-- begin Record list --

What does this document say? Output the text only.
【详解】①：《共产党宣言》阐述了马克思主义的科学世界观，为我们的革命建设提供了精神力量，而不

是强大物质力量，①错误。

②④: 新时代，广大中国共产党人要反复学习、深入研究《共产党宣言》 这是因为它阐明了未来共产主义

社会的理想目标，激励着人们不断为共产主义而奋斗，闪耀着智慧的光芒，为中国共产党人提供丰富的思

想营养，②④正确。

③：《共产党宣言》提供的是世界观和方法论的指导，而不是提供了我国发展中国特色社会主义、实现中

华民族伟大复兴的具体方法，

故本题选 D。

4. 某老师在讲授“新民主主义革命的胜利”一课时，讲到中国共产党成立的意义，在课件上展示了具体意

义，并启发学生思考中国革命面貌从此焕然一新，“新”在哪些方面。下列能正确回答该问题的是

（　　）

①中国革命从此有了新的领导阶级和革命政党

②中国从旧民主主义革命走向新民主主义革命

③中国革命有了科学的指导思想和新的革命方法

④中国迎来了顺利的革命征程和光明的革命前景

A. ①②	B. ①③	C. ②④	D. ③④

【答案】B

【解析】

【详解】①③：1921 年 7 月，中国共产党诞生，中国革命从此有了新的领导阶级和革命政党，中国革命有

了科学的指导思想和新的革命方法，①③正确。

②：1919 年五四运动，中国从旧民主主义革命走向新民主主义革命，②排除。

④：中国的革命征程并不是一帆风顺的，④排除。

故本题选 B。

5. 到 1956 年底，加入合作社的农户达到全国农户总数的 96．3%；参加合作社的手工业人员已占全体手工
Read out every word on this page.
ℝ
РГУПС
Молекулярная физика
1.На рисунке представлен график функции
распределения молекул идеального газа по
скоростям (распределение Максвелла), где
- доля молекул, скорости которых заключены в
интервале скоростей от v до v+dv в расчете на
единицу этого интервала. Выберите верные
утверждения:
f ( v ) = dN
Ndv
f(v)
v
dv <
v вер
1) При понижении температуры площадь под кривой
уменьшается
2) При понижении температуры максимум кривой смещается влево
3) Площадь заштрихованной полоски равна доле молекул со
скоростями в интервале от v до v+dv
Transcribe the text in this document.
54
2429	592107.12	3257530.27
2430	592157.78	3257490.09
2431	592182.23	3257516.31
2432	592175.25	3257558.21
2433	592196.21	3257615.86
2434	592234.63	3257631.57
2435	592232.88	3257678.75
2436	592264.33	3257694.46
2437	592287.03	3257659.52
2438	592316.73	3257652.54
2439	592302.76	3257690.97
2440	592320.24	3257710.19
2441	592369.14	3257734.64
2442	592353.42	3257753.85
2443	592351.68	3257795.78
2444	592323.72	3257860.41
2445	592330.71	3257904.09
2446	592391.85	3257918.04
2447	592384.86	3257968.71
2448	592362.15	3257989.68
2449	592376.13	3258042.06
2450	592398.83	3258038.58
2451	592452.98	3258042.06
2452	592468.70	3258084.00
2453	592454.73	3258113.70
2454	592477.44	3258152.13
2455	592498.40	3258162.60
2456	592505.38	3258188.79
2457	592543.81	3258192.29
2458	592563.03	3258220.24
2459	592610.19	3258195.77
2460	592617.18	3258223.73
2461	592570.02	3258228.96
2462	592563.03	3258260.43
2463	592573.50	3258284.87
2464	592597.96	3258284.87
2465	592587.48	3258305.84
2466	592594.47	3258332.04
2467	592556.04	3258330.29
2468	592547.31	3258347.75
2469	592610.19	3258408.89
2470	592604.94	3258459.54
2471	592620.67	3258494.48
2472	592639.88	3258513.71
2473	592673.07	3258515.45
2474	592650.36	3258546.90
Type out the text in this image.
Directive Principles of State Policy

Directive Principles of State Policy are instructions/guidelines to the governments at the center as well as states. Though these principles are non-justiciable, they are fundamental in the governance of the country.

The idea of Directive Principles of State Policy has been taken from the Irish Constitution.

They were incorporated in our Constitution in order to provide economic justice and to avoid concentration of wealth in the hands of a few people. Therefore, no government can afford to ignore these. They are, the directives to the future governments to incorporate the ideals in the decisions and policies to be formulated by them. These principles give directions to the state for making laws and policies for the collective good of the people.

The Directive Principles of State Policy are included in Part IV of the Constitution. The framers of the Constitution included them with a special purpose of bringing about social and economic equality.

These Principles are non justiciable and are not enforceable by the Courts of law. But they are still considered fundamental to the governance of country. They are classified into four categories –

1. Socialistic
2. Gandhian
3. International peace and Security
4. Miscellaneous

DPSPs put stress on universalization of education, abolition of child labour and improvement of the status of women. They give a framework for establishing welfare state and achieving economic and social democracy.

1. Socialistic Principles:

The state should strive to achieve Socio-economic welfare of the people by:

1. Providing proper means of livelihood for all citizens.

-- end Record list --

> [Stated goal]
Every record above needs to be repeated word for word.

> [Output for this exercise]
What does this document say? Output the text only.
【详解】①：《共产党宣言》阐述了马克思主义的科学世界观，为我们的革命建设提供了精神力量，而不

是强大物质力量，①错误。

②④: 新时代，广大中国共产党人要反复学习、深入研究《共产党宣言》 这是因为它阐明了未来共产主义

社会的理想目标，激励着人们不断为共产主义而奋斗，闪耀着智慧的光芒，为中国共产党人提供丰富的思

想营养，②④正确。

③：《共产党宣言》提供的是世界观和方法论的指导，而不是提供了我国发展中国特色社会主义、实现中

华民族伟大复兴的具体方法，

故本题选 D。

4. 某老师在讲授“新民主主义革命的胜利”一课时，讲到中国共产党成立的意义，在课件上展示了具体意

义，并启发学生思考中国革命面貌从此焕然一新，“新”在哪些方面。下列能正确回答该问题的是

（　　）

①中国革命从此有了新的领导阶级和革命政党

②中国从旧民主主义革命走向新民主主义革命

③中国革命有了科学的指导思想和新的革命方法

④中国迎来了顺利的革命征程和光明的革命前景

A. ①②	B. ①③	C. ②④	D. ③④

【答案】B

【解析】

【详解】①③：1921 年 7 月，中国共产党诞生，中国革命从此有了新的领导阶级和革命政党，中国革命有

了科学的指导思想和新的革命方法，①③正确。

②：1919 年五四运动，中国从旧民主主义革命走向新民主主义革命，②排除。

④：中国的革命征程并不是一帆风顺的，④排除。

故本题选 B。

5. 到 1956 年底，加入合作社的农户达到全国农户总数的 96．3%；参加合作社的手工业人员已占全体手工
Read out every word on this page.
ℝ
РГУПС
Молекулярная физика
1.На рисунке представлен график функции
распределения молекул идеального газа по
скоростям (распределение Максвелла), где
- доля молекул, скорости которых заключены в
интервале скоростей от v до v+dv в расчете на
единицу этого интервала. Выберите верные
утверждения:
f ( v ) = dN
Ndv
f(v)
v
dv <
v вер
1) При понижении температуры площадь под кривой
уменьшается
2) При понижении температуры максимум кривой смещается влево
3) Площадь заштрихованной полоски равна доле молекул со
скоростями в интервале от v до v+dv
Transcribe the text in this document.
54
2429	592107.12	3257530.27
2430	592157.78	3257490.09
2431	592182.23	3257516.31
2432	592175.25	3257558.21
2433	592196.21	3257615.86
2434	592234.63	3257631.57
2435	592232.88	3257678.75
2436	592264.33	3257694.46
2437	592287.03	3257659.52
2438	592316.73	3257652.54
2439	592302.76	3257690.97
2440	592320.24	3257710.19
2441	592369.14	3257734.64
2442	592353.42	3257753.85
2443	592351.68	3257795.78
2444	592323.72	3257860.41
2445	592330.71	3257904.09
2446	592391.85	3257918.04
2447	592384.86	3257968.71
2448	592362.15	3257989.68
2449	592376.13	3258042.06
2450	592398.83	3258038.58
2451	592452.98	3258042.06
2452	592468.70	3258084.00
2453	592454.73	3258113.70
2454	592477.44	3258152.13
2455	592498.40	3258162.60
2456	592505.38	3258188.79
2457	592543.81	3258192.29
2458	592563.03	3258220.24
2459	592610.19	3258195.77
2460	592617.18	3258223.73
2461	592570.02	3258228.96
2462	592563.03	3258260.43
2463	592573.50	3258284.87
2464	592597.96	3258284.87
2465	592587.48	3258305.84
2466	592594.47	3258332.04
2467	592556.04	3258330.29
2468	592547.31	3258347.75
2469	592610.19	3258408.89
2470	592604.94	3258459.54
2471	592620.67	3258494.48
2472	592639.88	3258513.71
2473	592673.07	3258515.45
2474	592650.36	3258546.90
Type out the text in this image.
Directive Principles of State Policy

Directive Principles of State Policy are instructions/guidelines to the governments at the center as well as states. Though these principles are non-justiciable, they are fundamental in the governance of the country.

The idea of Directive Principles of State Policy has been taken from the Irish Constitution.

They were incorporated in our Constitution in order to provide economic justice and to avoid concentration of wealth in the hands of a few people. Therefore, no government can afford to ignore these. They are, the directives to the future governments to incorporate the ideals in the decisions and policies to be formulated by them. These principles give directions to the state for making laws and policies for the collective good of the people.

The Directive Principles of State Policy are included in Part IV of the Constitution. The framers of the Constitution included them with a special purpose of bringing about social and economic equality.

These Principles are non justiciable and are not enforceable by the Courts of law. But they are still considered fundamental to the governance of country. They are classified into four categories –

1. Socialistic
2. Gandhian
3. International peace and Security
4. Miscellaneous

DPSPs put stress on universalization of education, abolition of child labour and improvement of the status of women. They give a framework for establishing welfare state and achieving economic and social democracy.

1. Socialistic Principles:

The state should strive to achieve Socio-economic welfare of the people by:

1. Providing proper means of livelihood for all citizens.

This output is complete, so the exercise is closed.